### Exercise requirements
Rewrite the items starting at the line with "sp3_VWC7 (289, 91, 297, 97)" and ending at the line with "Line: sp3_VWC7: sp3_VWC7 (77, 48, 563, 140)", replacing "sp3_Rain" with "sp3_Precip" and keeping everything else the same.

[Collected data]
★ ★ ★ ★ ★

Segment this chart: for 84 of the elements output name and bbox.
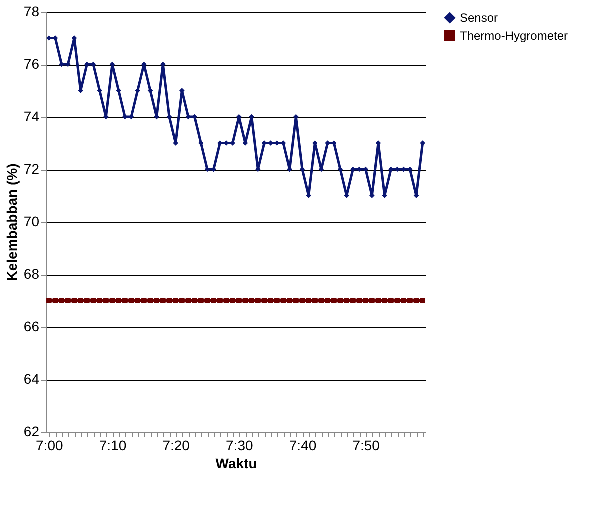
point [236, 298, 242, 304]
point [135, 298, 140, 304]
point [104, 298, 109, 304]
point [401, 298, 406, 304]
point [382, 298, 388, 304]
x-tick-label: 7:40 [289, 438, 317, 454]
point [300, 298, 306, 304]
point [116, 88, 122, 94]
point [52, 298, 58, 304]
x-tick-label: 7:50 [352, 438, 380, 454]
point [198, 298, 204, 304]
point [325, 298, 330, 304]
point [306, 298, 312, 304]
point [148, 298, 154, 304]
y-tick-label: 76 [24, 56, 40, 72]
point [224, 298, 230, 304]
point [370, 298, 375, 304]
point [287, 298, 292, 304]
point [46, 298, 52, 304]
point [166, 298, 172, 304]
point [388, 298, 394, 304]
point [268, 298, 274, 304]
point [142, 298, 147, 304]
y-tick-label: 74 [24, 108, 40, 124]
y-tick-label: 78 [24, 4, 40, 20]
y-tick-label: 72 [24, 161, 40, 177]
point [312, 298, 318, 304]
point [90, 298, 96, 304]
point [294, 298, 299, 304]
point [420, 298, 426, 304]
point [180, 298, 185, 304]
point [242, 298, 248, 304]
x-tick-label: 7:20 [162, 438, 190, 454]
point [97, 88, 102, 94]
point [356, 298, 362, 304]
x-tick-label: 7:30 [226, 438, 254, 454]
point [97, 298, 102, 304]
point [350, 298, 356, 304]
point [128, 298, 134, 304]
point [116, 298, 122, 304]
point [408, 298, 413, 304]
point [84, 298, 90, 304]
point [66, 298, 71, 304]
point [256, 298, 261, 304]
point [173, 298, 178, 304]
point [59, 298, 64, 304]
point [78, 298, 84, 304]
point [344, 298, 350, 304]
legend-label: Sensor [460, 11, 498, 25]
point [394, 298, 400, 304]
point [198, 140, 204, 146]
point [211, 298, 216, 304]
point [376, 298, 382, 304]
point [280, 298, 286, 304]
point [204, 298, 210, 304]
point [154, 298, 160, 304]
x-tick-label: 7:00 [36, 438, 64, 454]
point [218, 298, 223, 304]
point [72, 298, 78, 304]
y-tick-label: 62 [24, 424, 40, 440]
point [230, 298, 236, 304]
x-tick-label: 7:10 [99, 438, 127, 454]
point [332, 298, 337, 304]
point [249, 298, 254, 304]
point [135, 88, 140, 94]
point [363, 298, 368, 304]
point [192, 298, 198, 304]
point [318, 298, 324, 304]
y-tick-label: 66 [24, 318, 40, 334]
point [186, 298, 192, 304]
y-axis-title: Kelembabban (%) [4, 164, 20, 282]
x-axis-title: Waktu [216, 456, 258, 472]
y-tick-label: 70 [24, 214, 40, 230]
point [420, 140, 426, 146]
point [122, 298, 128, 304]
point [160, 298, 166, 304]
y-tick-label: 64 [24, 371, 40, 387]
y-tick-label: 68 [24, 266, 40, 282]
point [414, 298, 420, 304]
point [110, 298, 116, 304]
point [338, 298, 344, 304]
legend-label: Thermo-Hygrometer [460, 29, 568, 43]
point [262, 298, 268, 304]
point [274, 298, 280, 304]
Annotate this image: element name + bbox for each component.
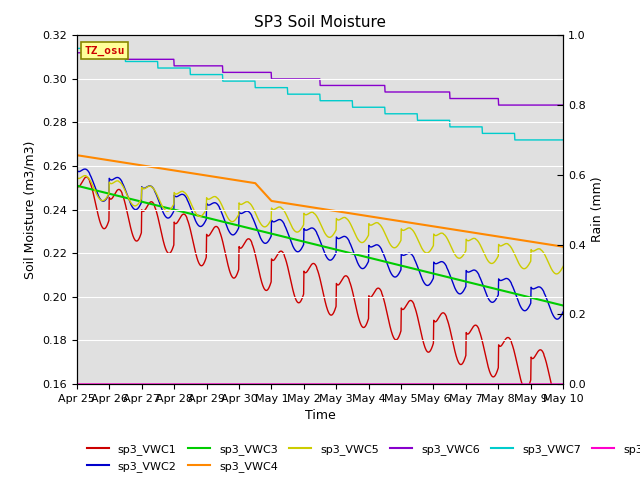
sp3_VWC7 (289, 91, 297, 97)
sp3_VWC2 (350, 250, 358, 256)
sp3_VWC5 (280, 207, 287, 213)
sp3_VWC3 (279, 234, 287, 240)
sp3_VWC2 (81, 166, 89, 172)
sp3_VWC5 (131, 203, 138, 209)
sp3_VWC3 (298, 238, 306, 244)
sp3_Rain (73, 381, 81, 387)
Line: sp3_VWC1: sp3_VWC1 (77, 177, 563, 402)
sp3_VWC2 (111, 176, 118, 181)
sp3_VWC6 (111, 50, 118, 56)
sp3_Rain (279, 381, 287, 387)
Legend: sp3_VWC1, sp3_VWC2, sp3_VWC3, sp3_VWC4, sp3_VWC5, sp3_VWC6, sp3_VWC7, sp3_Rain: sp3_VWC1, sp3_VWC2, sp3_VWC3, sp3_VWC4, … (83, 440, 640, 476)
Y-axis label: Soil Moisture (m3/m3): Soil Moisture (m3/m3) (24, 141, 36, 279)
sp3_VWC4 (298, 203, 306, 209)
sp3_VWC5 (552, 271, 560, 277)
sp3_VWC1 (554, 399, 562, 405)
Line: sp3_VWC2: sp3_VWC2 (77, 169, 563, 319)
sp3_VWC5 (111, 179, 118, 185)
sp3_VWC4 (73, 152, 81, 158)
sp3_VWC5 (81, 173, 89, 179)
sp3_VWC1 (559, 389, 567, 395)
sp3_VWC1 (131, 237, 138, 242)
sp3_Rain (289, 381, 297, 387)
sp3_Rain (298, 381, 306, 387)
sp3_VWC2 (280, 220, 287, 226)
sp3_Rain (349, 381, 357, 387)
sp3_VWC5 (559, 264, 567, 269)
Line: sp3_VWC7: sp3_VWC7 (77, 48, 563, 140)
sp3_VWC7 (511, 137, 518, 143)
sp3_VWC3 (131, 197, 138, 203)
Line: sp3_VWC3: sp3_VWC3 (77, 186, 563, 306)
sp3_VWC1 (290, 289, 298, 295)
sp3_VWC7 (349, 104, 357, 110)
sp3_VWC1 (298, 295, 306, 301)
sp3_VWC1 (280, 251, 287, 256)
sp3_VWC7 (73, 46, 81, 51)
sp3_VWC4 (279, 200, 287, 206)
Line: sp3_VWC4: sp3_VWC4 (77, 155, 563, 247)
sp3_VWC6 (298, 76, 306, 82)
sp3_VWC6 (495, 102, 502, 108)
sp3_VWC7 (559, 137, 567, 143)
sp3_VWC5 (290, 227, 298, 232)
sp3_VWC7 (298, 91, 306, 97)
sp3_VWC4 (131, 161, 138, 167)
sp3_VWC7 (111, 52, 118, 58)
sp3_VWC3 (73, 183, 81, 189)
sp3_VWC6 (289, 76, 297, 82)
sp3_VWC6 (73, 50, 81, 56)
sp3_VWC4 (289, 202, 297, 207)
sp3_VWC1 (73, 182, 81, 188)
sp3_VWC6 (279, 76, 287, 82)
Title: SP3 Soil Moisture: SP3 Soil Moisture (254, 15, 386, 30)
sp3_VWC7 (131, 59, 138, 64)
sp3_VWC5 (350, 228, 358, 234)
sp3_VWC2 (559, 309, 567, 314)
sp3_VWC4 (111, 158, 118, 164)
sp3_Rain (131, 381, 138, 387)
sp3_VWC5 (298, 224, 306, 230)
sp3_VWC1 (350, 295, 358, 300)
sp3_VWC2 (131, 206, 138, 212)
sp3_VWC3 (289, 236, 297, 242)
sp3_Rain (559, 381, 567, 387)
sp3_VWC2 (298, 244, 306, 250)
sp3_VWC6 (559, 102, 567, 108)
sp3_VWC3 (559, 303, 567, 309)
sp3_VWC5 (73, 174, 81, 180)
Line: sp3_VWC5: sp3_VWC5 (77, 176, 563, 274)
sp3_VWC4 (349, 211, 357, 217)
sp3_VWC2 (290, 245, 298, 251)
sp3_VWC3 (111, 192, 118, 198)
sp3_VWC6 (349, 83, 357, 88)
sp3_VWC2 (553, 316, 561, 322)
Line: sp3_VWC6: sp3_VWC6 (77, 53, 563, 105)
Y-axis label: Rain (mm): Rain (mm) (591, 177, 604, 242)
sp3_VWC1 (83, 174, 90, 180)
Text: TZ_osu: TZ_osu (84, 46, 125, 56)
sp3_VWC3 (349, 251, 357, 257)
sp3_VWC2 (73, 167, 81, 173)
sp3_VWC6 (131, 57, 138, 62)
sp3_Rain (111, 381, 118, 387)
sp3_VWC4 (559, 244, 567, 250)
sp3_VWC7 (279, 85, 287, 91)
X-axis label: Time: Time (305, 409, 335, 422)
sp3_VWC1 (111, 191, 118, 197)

★ ★ ★ ★ ★

### Reply
sp3_VWC7 (289, 91, 297, 97)
sp3_VWC2 (350, 250, 358, 256)
sp3_VWC5 (280, 207, 287, 213)
sp3_VWC3 (279, 234, 287, 240)
sp3_VWC2 (81, 166, 89, 172)
sp3_VWC5 (131, 203, 138, 209)
sp3_VWC3 (298, 238, 306, 244)
sp3_Precip (73, 381, 81, 387)
Line: sp3_VWC1: sp3_VWC1 (77, 177, 563, 402)
sp3_VWC2 (111, 176, 118, 181)
sp3_VWC6 (111, 50, 118, 56)
sp3_Precip (279, 381, 287, 387)
Legend: sp3_VWC1, sp3_VWC2, sp3_VWC3, sp3_VWC4, sp3_VWC5, sp3_VWC6, sp3_VWC7, sp3_Precip: sp3_VWC1, sp3_VWC2, sp3_VWC3, sp3_VWC4, … (83, 440, 640, 476)
Y-axis label: Soil Moisture (m3/m3): Soil Moisture (m3/m3) (24, 141, 36, 279)
sp3_VWC4 (298, 203, 306, 209)
sp3_VWC5 (552, 271, 560, 277)
sp3_VWC1 (554, 399, 562, 405)
Line: sp3_VWC2: sp3_VWC2 (77, 169, 563, 319)
sp3_VWC5 (111, 179, 118, 185)
sp3_VWC4 (73, 152, 81, 158)
sp3_VWC5 (81, 173, 89, 179)
sp3_VWC1 (559, 389, 567, 395)
sp3_VWC1 (131, 237, 138, 242)
sp3_Precip (289, 381, 297, 387)
sp3_Precip (298, 381, 306, 387)
sp3_VWC2 (280, 220, 287, 226)
sp3_Precip (349, 381, 357, 387)
sp3_VWC5 (559, 264, 567, 269)
Line: sp3_VWC7: sp3_VWC7 (77, 48, 563, 140)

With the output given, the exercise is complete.